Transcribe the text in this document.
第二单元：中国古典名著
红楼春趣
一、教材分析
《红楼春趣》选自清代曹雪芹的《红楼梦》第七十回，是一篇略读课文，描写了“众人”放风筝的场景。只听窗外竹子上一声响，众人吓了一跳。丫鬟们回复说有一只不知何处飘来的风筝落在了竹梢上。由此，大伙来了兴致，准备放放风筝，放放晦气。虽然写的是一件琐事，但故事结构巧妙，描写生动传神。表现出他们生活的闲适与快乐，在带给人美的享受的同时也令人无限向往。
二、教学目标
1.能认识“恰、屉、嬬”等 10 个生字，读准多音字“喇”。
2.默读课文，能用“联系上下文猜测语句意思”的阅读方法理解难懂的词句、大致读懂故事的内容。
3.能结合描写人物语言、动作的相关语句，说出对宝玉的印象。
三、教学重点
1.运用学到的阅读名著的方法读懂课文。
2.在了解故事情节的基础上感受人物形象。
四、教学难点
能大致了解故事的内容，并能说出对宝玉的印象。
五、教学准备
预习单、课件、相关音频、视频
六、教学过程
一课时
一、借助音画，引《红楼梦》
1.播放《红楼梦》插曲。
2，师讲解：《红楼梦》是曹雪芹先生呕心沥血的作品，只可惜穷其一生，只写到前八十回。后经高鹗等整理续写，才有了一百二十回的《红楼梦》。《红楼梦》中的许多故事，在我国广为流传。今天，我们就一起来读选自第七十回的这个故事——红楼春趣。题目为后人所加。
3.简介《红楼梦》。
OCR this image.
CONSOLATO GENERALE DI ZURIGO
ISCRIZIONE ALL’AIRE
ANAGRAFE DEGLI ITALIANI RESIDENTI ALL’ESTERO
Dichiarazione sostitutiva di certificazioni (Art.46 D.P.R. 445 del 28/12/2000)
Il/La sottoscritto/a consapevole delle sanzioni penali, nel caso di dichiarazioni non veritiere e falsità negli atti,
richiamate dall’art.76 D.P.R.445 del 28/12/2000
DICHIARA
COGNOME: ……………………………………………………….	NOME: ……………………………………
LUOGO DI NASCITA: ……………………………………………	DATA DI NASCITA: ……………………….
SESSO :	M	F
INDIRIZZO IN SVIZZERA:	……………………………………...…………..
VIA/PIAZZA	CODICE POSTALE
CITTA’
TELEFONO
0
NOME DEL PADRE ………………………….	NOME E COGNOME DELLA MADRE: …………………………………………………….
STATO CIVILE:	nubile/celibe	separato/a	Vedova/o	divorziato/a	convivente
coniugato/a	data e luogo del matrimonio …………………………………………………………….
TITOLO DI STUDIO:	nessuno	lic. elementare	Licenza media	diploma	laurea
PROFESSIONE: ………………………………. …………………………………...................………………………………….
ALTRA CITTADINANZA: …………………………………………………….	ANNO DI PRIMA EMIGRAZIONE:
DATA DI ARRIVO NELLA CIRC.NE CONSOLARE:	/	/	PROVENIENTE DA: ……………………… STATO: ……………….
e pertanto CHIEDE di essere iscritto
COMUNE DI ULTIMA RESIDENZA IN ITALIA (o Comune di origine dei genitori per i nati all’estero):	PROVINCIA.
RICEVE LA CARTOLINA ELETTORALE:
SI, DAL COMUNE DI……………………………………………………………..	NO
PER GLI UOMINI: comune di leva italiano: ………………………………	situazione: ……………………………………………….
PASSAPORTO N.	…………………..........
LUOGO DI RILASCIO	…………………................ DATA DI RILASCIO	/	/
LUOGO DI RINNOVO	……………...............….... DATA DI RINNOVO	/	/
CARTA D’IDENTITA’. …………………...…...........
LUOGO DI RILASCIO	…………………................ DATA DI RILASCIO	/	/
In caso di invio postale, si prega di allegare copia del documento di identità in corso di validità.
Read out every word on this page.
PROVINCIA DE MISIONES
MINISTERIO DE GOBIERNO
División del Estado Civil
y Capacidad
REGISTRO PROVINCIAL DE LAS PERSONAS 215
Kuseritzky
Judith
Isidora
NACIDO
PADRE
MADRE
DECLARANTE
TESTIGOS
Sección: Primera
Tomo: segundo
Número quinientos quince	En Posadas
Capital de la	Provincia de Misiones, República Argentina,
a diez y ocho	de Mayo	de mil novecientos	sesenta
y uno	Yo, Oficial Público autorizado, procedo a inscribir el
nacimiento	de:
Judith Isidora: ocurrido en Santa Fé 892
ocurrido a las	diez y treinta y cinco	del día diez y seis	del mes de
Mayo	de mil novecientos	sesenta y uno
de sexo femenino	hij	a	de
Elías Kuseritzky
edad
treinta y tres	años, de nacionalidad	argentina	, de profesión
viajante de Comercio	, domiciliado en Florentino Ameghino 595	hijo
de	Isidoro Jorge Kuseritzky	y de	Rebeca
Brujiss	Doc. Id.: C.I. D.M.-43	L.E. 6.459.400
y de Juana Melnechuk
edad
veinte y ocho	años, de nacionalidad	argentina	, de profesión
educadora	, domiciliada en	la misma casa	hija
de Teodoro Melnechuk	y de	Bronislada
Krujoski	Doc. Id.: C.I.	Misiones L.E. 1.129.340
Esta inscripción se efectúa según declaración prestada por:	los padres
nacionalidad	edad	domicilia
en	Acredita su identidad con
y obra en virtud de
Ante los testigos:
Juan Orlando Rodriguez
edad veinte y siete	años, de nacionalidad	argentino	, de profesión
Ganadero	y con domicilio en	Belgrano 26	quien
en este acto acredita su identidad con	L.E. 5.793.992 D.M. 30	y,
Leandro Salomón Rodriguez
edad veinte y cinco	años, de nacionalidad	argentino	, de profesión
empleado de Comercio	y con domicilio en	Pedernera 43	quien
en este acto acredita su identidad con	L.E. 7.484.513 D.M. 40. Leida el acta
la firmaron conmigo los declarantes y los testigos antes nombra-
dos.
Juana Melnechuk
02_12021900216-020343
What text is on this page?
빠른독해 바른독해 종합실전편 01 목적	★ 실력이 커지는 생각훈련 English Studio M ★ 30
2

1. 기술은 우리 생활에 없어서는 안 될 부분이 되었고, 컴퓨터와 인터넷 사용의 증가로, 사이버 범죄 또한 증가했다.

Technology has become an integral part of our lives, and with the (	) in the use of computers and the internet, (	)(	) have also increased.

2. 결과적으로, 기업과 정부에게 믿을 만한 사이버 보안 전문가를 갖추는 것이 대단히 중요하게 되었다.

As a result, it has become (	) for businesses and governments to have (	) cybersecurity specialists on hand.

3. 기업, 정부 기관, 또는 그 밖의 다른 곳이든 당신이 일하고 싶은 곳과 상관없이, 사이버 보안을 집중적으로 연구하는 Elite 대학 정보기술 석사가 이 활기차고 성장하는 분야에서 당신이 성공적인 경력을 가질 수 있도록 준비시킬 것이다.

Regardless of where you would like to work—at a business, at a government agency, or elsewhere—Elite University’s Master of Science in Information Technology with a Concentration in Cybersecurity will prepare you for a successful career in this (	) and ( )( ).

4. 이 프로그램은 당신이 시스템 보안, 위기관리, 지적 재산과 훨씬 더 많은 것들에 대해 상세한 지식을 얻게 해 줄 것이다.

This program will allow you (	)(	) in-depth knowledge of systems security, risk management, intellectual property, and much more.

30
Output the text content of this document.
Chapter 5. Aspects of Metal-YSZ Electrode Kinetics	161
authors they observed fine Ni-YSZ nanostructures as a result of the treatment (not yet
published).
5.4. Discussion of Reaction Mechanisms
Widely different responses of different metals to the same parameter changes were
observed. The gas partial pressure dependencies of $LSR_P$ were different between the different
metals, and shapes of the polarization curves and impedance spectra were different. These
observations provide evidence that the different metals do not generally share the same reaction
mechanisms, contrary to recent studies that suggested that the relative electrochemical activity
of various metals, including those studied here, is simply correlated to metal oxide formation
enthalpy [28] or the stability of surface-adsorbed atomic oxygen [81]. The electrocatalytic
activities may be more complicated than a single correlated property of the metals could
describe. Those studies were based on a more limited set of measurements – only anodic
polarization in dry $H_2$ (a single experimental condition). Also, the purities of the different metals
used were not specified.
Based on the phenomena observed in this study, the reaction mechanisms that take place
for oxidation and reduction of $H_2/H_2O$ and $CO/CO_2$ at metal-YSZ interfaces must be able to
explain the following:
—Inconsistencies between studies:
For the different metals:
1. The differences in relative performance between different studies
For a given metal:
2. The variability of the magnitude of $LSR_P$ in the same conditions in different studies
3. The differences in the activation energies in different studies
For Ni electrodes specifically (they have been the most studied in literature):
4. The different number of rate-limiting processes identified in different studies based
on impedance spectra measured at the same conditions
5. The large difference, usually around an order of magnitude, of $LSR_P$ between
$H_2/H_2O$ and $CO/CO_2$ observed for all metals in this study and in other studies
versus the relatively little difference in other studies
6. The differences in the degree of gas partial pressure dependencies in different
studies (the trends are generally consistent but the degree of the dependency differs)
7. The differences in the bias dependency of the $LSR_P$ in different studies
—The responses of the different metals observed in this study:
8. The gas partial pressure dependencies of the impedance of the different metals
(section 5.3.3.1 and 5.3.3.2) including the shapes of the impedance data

Objective - Give the number of lines in the entries that hold the word "cinco", and nothing else.

Solution below - 2